## Start
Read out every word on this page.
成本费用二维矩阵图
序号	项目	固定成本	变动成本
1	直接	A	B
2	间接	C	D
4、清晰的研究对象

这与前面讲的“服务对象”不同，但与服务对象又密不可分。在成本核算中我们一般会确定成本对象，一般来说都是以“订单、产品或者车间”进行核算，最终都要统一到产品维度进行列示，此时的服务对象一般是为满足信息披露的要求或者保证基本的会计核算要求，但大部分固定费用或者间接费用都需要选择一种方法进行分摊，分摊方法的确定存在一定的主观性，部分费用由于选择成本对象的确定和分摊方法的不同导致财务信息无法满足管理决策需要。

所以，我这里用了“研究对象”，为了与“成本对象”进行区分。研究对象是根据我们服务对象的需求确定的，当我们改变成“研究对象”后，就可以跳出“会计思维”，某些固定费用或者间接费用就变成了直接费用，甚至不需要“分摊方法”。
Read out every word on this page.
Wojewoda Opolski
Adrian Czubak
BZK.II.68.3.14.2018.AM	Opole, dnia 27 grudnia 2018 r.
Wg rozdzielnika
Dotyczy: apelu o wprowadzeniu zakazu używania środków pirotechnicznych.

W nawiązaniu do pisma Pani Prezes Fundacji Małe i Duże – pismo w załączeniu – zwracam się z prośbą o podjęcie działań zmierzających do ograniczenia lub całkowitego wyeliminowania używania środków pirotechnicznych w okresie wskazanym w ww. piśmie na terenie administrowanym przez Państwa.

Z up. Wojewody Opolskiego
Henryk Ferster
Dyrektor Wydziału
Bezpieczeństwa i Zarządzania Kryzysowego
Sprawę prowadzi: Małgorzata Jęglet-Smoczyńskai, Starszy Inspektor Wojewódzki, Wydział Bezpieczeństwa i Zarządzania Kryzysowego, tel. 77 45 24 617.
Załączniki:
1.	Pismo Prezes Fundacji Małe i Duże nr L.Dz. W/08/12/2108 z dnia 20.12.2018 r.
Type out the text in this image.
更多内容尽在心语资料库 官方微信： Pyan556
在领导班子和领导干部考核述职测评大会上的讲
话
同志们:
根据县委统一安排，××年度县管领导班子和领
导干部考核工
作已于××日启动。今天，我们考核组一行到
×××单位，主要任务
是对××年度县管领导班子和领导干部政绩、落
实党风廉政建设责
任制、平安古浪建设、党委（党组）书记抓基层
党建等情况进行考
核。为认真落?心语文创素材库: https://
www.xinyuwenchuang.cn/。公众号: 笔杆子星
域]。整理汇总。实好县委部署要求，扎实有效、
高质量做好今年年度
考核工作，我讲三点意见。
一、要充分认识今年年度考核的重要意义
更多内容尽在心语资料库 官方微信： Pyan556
## End
Instructions for the task: Copy out all of the records shown above exactly.

Solution to this task:
Read out every word on this page.
成本费用二维矩阵图
序号	项目	固定成本	变动成本
1	直接	A	B
2	间接	C	D
4、清晰的研究对象

这与前面讲的“服务对象”不同，但与服务对象又密不可分。在成本核算中我们一般会确定成本对象，一般来说都是以“订单、产品或者车间”进行核算，最终都要统一到产品维度进行列示，此时的服务对象一般是为满足信息披露的要求或者保证基本的会计核算要求，但大部分固定费用或者间接费用都需要选择一种方法进行分摊，分摊方法的确定存在一定的主观性，部分费用由于选择成本对象的确定和分摊方法的不同导致财务信息无法满足管理决策需要。

所以，我这里用了“研究对象”，为了与“成本对象”进行区分。研究对象是根据我们服务对象的需求确定的，当我们改变成“研究对象”后，就可以跳出“会计思维”，某些固定费用或者间接费用就变成了直接费用，甚至不需要“分摊方法”。
Read out every word on this page.
Wojewoda Opolski
Adrian Czubak
BZK.II.68.3.14.2018.AM	Opole, dnia 27 grudnia 2018 r.
Wg rozdzielnika
Dotyczy: apelu o wprowadzeniu zakazu używania środków pirotechnicznych.

W nawiązaniu do pisma Pani Prezes Fundacji Małe i Duże – pismo w załączeniu – zwracam się z prośbą o podjęcie działań zmierzających do ograniczenia lub całkowitego wyeliminowania używania środków pirotechnicznych w okresie wskazanym w ww. piśmie na terenie administrowanym przez Państwa.

Z up. Wojewody Opolskiego
Henryk Ferster
Dyrektor Wydziału
Bezpieczeństwa i Zarządzania Kryzysowego
Sprawę prowadzi: Małgorzata Jęglet-Smoczyńskai, Starszy Inspektor Wojewódzki, Wydział Bezpieczeństwa i Zarządzania Kryzysowego, tel. 77 45 24 617.
Załączniki:
1.	Pismo Prezes Fundacji Małe i Duże nr L.Dz. W/08/12/2108 z dnia 20.12.2018 r.
Type out the text in this image.
更多内容尽在心语资料库 官方微信： Pyan556
在领导班子和领导干部考核述职测评大会上的讲
话
同志们:
根据县委统一安排，××年度县管领导班子和领
导干部考核工
作已于××日启动。今天，我们考核组一行到
×××单位，主要任务
是对××年度县管领导班子和领导干部政绩、落
实党风廉政建设责
任制、平安古浪建设、党委（党组）书记抓基层
党建等情况进行考
核。为认真落?心语文创素材库: https://
www.xinyuwenchuang.cn/。公众号: 笔杆子星
域]。整理汇总。实好县委部署要求，扎实有效、
高质量做好今年年度
考核工作，我讲三点意见。
一、要充分认识今年年度考核的重要意义
更多内容尽在心语资料库 官方微信： Pyan556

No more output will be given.